[Stored entries]

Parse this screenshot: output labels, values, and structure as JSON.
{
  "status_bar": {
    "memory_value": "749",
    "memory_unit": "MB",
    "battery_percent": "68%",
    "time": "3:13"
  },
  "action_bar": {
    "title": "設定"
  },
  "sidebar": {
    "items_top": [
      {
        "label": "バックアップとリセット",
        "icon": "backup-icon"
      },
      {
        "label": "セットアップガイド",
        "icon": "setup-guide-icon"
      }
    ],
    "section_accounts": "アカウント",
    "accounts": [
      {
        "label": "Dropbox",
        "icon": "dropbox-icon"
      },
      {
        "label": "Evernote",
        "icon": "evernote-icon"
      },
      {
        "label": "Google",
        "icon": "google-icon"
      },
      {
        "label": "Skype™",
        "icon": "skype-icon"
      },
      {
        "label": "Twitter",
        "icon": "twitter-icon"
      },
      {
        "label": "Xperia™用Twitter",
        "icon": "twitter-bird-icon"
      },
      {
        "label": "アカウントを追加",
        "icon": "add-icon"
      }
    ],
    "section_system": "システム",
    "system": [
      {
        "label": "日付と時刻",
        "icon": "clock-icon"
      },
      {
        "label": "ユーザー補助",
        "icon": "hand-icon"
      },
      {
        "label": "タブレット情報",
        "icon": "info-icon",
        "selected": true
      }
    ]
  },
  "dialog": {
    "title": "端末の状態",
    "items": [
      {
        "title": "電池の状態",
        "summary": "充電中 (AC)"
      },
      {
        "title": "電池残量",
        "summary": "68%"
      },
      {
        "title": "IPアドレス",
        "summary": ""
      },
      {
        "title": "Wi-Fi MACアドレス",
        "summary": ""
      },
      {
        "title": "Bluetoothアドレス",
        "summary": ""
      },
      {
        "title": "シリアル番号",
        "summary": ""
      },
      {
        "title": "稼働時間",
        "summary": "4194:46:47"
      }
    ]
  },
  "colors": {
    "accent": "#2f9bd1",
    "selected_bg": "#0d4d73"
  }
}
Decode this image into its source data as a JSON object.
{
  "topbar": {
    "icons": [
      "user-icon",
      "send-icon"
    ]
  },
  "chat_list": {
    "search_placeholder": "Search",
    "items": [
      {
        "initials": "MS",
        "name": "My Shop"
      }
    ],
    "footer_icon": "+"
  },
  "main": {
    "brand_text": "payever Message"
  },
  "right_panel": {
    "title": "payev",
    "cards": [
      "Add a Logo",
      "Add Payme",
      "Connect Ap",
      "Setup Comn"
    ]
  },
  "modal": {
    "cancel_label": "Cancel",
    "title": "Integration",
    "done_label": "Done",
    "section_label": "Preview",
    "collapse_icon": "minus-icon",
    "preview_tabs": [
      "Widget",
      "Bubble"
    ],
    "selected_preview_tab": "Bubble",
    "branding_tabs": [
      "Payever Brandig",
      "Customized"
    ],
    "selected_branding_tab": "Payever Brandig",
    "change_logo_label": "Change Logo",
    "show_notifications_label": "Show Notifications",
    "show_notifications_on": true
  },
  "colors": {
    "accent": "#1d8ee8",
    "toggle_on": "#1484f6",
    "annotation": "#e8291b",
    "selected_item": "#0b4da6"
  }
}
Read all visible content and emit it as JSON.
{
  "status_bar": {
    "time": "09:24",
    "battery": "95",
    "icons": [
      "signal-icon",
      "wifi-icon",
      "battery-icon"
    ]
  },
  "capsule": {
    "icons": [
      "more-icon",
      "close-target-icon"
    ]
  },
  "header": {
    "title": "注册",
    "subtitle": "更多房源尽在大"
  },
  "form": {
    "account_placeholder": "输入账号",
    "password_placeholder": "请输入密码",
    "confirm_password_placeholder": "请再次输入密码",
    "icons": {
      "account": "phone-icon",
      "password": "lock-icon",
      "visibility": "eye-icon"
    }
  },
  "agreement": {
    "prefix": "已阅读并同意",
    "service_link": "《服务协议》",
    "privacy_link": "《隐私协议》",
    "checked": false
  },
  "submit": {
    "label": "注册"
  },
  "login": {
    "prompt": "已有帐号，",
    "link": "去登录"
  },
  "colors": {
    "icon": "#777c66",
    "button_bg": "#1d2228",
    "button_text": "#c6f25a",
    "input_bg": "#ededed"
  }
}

> [PROBLEM TO WORK ON]: The lines above form a set of records; determine how many of them contain the string "true" and give that number alone.

> [EXERCISE RESPONSE]: 2